DATA FOR THE TASK:
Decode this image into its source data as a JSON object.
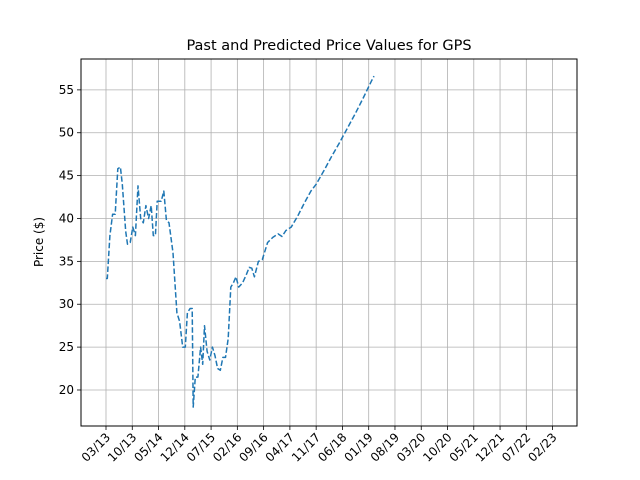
{
  "chart_data": {
    "type": "line",
    "title": "Past and Predicted Price Values for GPS",
    "xlabel": "",
    "ylabel": "Price ($)",
    "ylim": [
      15.8,
      58.6
    ],
    "grid": true,
    "x_tick_labels": [
      "03/13",
      "10/13",
      "05/14",
      "12/14",
      "07/15",
      "02/16",
      "09/16",
      "04/17",
      "11/17",
      "06/18",
      "01/19",
      "08/19",
      "03/20",
      "10/20",
      "05/21",
      "12/21",
      "07/22",
      "02/23"
    ],
    "y_ticks": [
      20,
      25,
      30,
      35,
      40,
      45,
      50,
      55
    ],
    "line_color": "#1f77b4",
    "line_style": "dashed",
    "series": [
      {
        "values": [
          [
            0.0,
            33.0
          ],
          [
            0.05,
            33.0
          ],
          [
            0.15,
            38.0
          ],
          [
            0.25,
            40.5
          ],
          [
            0.35,
            40.5
          ],
          [
            0.45,
            45.8
          ],
          [
            0.55,
            46.0
          ],
          [
            0.62,
            44.0
          ],
          [
            0.75,
            38.5
          ],
          [
            0.82,
            37.0
          ],
          [
            0.92,
            37.2
          ],
          [
            1.02,
            39.0
          ],
          [
            1.12,
            38.0
          ],
          [
            1.22,
            43.8
          ],
          [
            1.32,
            40.0
          ],
          [
            1.42,
            39.5
          ],
          [
            1.52,
            41.5
          ],
          [
            1.62,
            40.0
          ],
          [
            1.72,
            41.5
          ],
          [
            1.8,
            38.0
          ],
          [
            1.88,
            38.0
          ],
          [
            1.95,
            42.0
          ],
          [
            2.1,
            42.0
          ],
          [
            2.2,
            43.2
          ],
          [
            2.3,
            39.8
          ],
          [
            2.4,
            39.5
          ],
          [
            2.55,
            36.0
          ],
          [
            2.7,
            29.0
          ],
          [
            2.8,
            28.0
          ],
          [
            2.92,
            25.0
          ],
          [
            3.02,
            25.0
          ],
          [
            3.1,
            29.0
          ],
          [
            3.2,
            29.5
          ],
          [
            3.28,
            29.5
          ],
          [
            3.32,
            18.0
          ],
          [
            3.4,
            21.5
          ],
          [
            3.5,
            21.5
          ],
          [
            3.6,
            25.0
          ],
          [
            3.68,
            23.0
          ],
          [
            3.75,
            27.5
          ],
          [
            3.85,
            24.5
          ],
          [
            3.95,
            23.5
          ],
          [
            4.05,
            25.0
          ],
          [
            4.15,
            24.0
          ],
          [
            4.25,
            22.5
          ],
          [
            4.35,
            22.3
          ],
          [
            4.45,
            23.8
          ],
          [
            4.55,
            23.8
          ],
          [
            4.65,
            26.0
          ],
          [
            4.75,
            32.0
          ],
          [
            4.85,
            32.5
          ],
          [
            4.95,
            33.2
          ],
          [
            5.05,
            32.0
          ],
          [
            5.2,
            32.5
          ],
          [
            5.35,
            33.5
          ],
          [
            5.45,
            34.3
          ],
          [
            5.55,
            34.2
          ],
          [
            5.65,
            33.2
          ],
          [
            5.8,
            35.0
          ],
          [
            5.95,
            35.2
          ],
          [
            6.15,
            37.2
          ],
          [
            6.35,
            37.8
          ],
          [
            6.55,
            38.2
          ],
          [
            6.7,
            37.9
          ],
          [
            6.85,
            38.6
          ],
          [
            7.05,
            39.0
          ],
          [
            7.3,
            40.3
          ],
          [
            7.55,
            41.8
          ],
          [
            7.8,
            43.2
          ],
          [
            8.0,
            44.0
          ],
          [
            8.3,
            45.6
          ],
          [
            8.6,
            47.3
          ],
          [
            8.9,
            48.9
          ],
          [
            9.2,
            50.6
          ],
          [
            9.5,
            52.3
          ],
          [
            9.8,
            54.1
          ],
          [
            10.1,
            56.0
          ],
          [
            10.2,
            56.6
          ]
        ]
      }
    ]
  }
}
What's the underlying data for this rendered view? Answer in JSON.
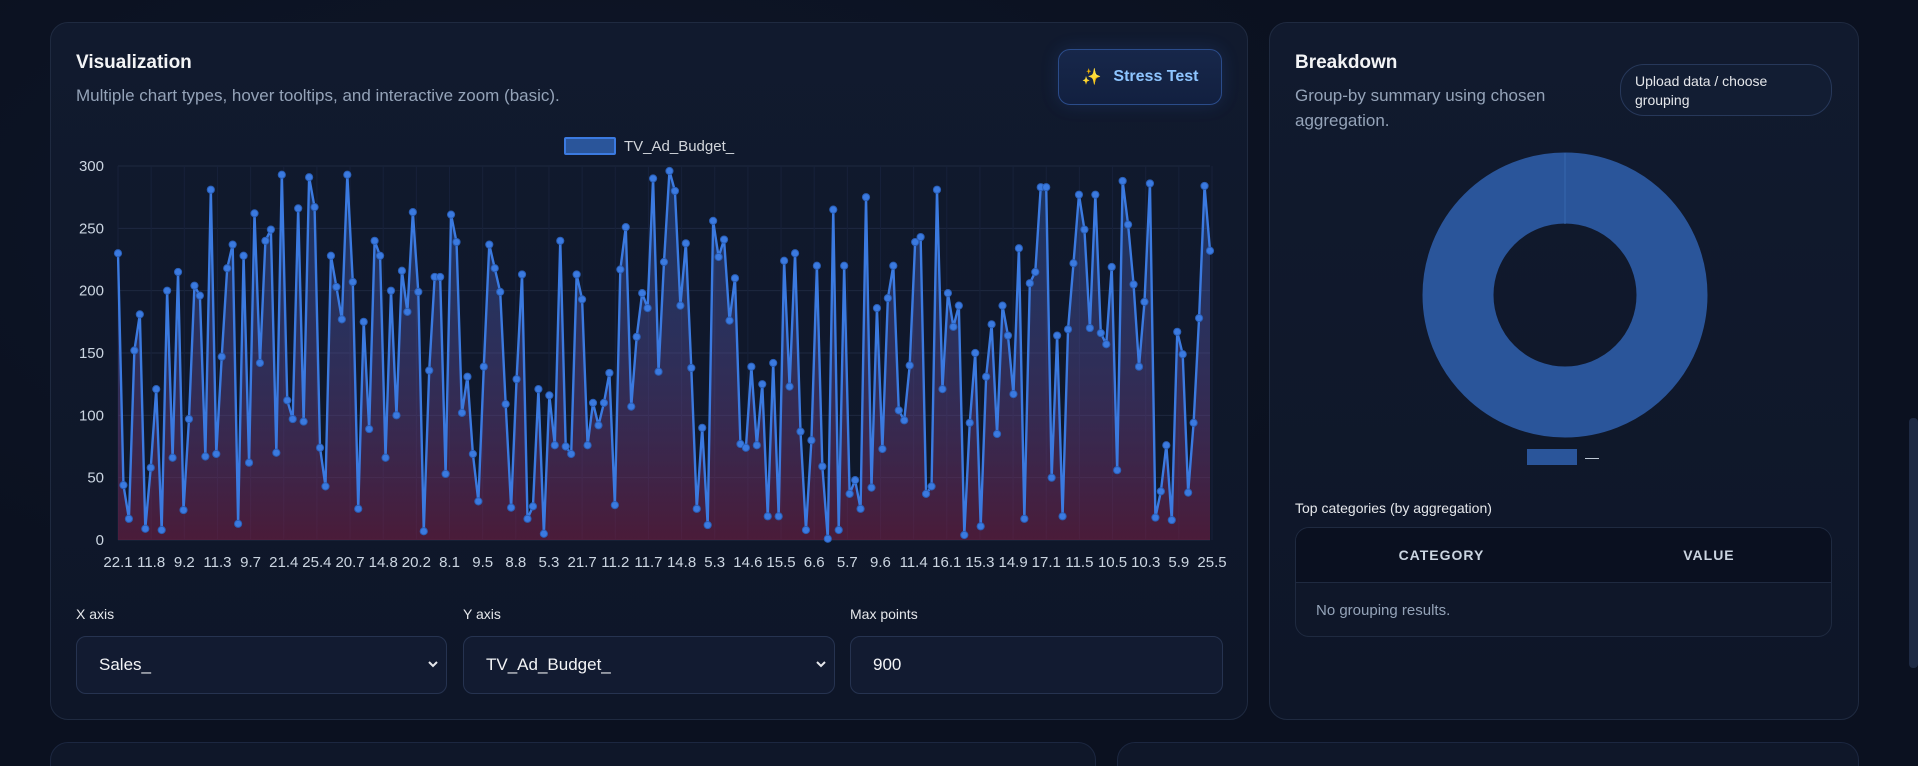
{
  "visualization": {
    "title": "Visualization",
    "subtitle": "Multiple chart types, hover tooltips, and interactive zoom (basic).",
    "stress_button": {
      "icon": "sparkles-icon",
      "label": "Stress Test"
    }
  },
  "controls": {
    "x_axis": {
      "label": "X axis",
      "value": "Sales_"
    },
    "y_axis": {
      "label": "Y axis",
      "value": "TV_Ad_Budget_"
    },
    "max_points": {
      "label": "Max points",
      "value": "900"
    }
  },
  "breakdown": {
    "title": "Breakdown",
    "subtitle": "Group-by summary using chosen aggregation.",
    "upload_button": "Upload data / choose grouping",
    "legend_label": "—",
    "top_categories_label": "Top categories (by aggregation)",
    "table": {
      "columns": [
        "CATEGORY",
        "VALUE"
      ],
      "empty_text": "No grouping results."
    }
  },
  "colors": {
    "accent": "#3b82f6",
    "fill_bottom": "#5b1f3a",
    "donut": "#2a559a",
    "background": "#0b1120"
  },
  "chart_data": [
    {
      "type": "line",
      "series": [
        {
          "name": "TV_Ad_Budget_",
          "values": [
            230,
            44,
            17,
            152,
            181,
            9,
            58,
            121,
            8,
            200,
            66,
            215,
            24,
            97,
            204,
            196,
            67,
            281,
            69,
            147,
            218,
            237,
            13,
            228,
            62,
            262,
            142,
            240,
            249,
            70,
            293,
            112,
            97,
            266,
            95,
            291,
            267,
            74,
            43,
            228,
            203,
            177,
            293,
            207,
            25,
            175,
            89,
            240,
            228,
            66,
            200,
            100,
            216,
            183,
            263,
            199,
            7,
            136,
            211,
            211,
            53,
            261,
            239,
            102,
            131,
            69,
            31,
            139,
            237,
            218,
            199,
            109,
            26,
            129,
            213,
            17,
            27,
            121,
            5,
            116,
            76,
            240,
            75,
            69,
            213,
            193,
            76,
            110,
            92,
            110,
            134,
            28,
            217,
            251,
            107,
            163,
            198,
            186,
            290,
            135,
            223,
            296,
            280,
            188,
            238,
            138,
            25,
            90,
            12,
            256,
            227,
            241,
            176,
            210,
            77,
            74,
            139,
            76,
            125,
            19,
            142,
            19,
            224,
            123,
            230,
            87,
            8,
            80,
            220,
            59,
            1,
            265,
            8,
            220,
            37,
            48,
            25,
            275,
            42,
            186,
            73,
            194,
            220,
            104,
            96,
            140,
            239,
            243,
            37,
            43,
            281,
            121,
            198,
            171,
            188,
            4,
            94,
            150,
            11,
            131,
            173,
            85,
            188,
            164,
            117,
            234,
            17,
            206,
            215,
            283,
            283,
            50,
            164,
            19,
            169,
            222,
            277,
            249,
            170,
            277,
            166,
            157,
            219,
            56,
            288,
            253,
            205,
            139,
            191,
            286,
            18,
            39,
            76,
            16,
            167,
            149,
            38,
            94,
            178,
            284,
            232
          ]
        }
      ],
      "x_tick_labels": [
        "22.1",
        "11.8",
        "9.2",
        "11.3",
        "9.7",
        "21.4",
        "25.4",
        "20.7",
        "14.8",
        "20.2",
        "8.1",
        "9.5",
        "8.8",
        "5.3",
        "21.7",
        "11.2",
        "11.7",
        "14.8",
        "5.3",
        "14.6",
        "15.5",
        "6.6",
        "5.7",
        "9.6",
        "11.4",
        "16.1",
        "15.3",
        "14.9",
        "17.1",
        "11.5",
        "10.5",
        "10.3",
        "5.9",
        "25.5"
      ],
      "y_ticks": [
        0,
        50,
        100,
        150,
        200,
        250,
        300
      ],
      "ylim": [
        0,
        300
      ],
      "legend": "top-center",
      "grid": true
    },
    {
      "type": "pie",
      "variant": "donut",
      "slices": [
        {
          "name": "—",
          "value": 1
        }
      ]
    }
  ]
}
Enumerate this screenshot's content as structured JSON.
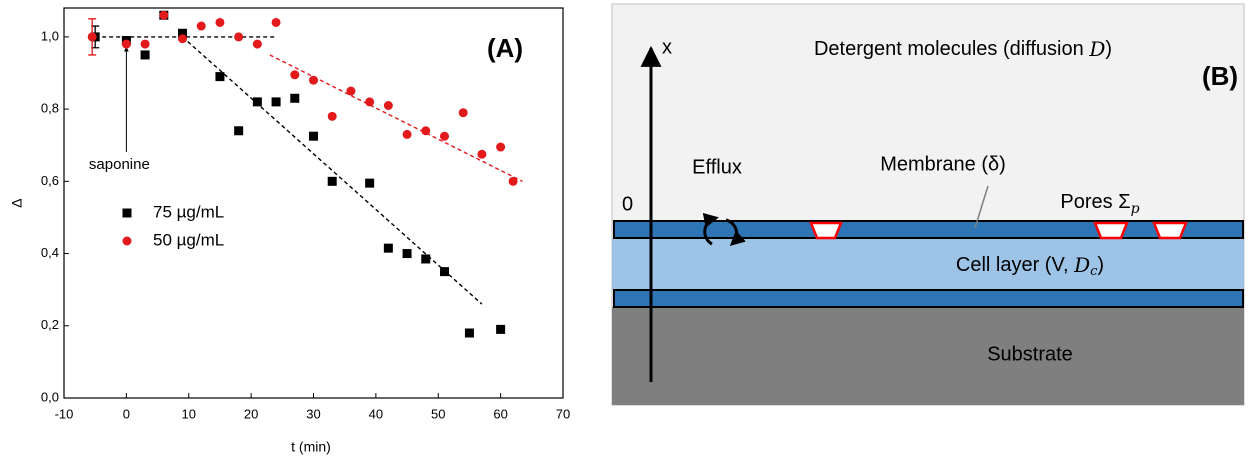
{
  "chart_data": {
    "type": "scatter",
    "panel_label": "(A)",
    "x_label": "t (min)",
    "y_label": "Δ",
    "xlim": [
      -10,
      70
    ],
    "xticks": [
      -10,
      0,
      10,
      20,
      30,
      40,
      50,
      60,
      70
    ],
    "ylim": [
      0,
      1.08
    ],
    "yticks": [
      {
        "value": 0,
        "label": "0,0"
      },
      {
        "value": 0.2,
        "label": "0,2"
      },
      {
        "value": 0.4,
        "label": "0,4"
      },
      {
        "value": 0.6,
        "label": "0,6"
      },
      {
        "value": 0.8,
        "label": "0,8"
      },
      {
        "value": 1.0,
        "label": "1,0"
      }
    ],
    "legend": "center left",
    "series": [
      {
        "name": "75 µg/mL",
        "color": "#000000",
        "marker": "square",
        "x": [
          -5,
          0,
          3,
          6,
          9,
          15,
          18,
          21,
          24,
          27,
          30,
          33,
          39,
          42,
          45,
          48,
          51,
          55,
          60
        ],
        "values": [
          1.0,
          0.99,
          0.95,
          1.06,
          1.01,
          0.89,
          0.74,
          0.82,
          0.82,
          0.83,
          0.725,
          0.6,
          0.595,
          0.415,
          0.4,
          0.385,
          0.35,
          0.18,
          0.19
        ],
        "errors": [
          0.03,
          null,
          null,
          null,
          null,
          null,
          null,
          null,
          null,
          null,
          null,
          null,
          null,
          null,
          null,
          null,
          null,
          null,
          null
        ]
      },
      {
        "name": "50 µg/mL",
        "color": "#e31a1c",
        "marker": "circle",
        "x": [
          -5,
          0,
          3,
          6,
          9,
          12,
          15,
          18,
          21,
          24,
          27,
          30,
          33,
          36,
          39,
          42,
          45,
          48,
          51,
          54,
          57,
          60,
          62
        ],
        "values": [
          1.0,
          0.98,
          0.98,
          1.06,
          0.995,
          1.03,
          1.04,
          1.0,
          0.98,
          1.04,
          0.895,
          0.88,
          0.78,
          0.85,
          0.82,
          0.81,
          0.73,
          0.74,
          0.725,
          0.79,
          0.675,
          0.695,
          0.6
        ],
        "errors": [
          0.05,
          null,
          null,
          null,
          null,
          null,
          null,
          null,
          null,
          null,
          null,
          null,
          null,
          null,
          null,
          null,
          null,
          null,
          null,
          null,
          null,
          null,
          null
        ]
      }
    ],
    "fits": [
      {
        "color": "#000000",
        "x": [
          -5,
          24
        ],
        "y": [
          1.0,
          1.0
        ]
      },
      {
        "color": "#000000",
        "x": [
          9,
          57
        ],
        "y": [
          1.0,
          0.26
        ]
      },
      {
        "color": "#e31a1c",
        "x": [
          23,
          63.5
        ],
        "y": [
          0.95,
          0.6
        ]
      }
    ],
    "annotation": {
      "text": "saponine",
      "x": 0,
      "y": 0.97
    }
  },
  "diagram": {
    "panel_label": "(B)",
    "axis_label": "x",
    "origin_label": "0",
    "top_label": [
      "Detergent molecules (diffusion ",
      "D",
      ")"
    ],
    "efflux": "Efflux",
    "membrane": "Membrane (δ)",
    "pores": [
      "Pores Σ",
      "p"
    ],
    "cell_layer": [
      "Cell layer (V, ",
      "D",
      "c",
      ")"
    ],
    "substrate": "Substrate"
  }
}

AIM:
What is the number of lines above that contain the string "JSON"? Answer with the number alone.

REPLY TO THE EXERCISE:
3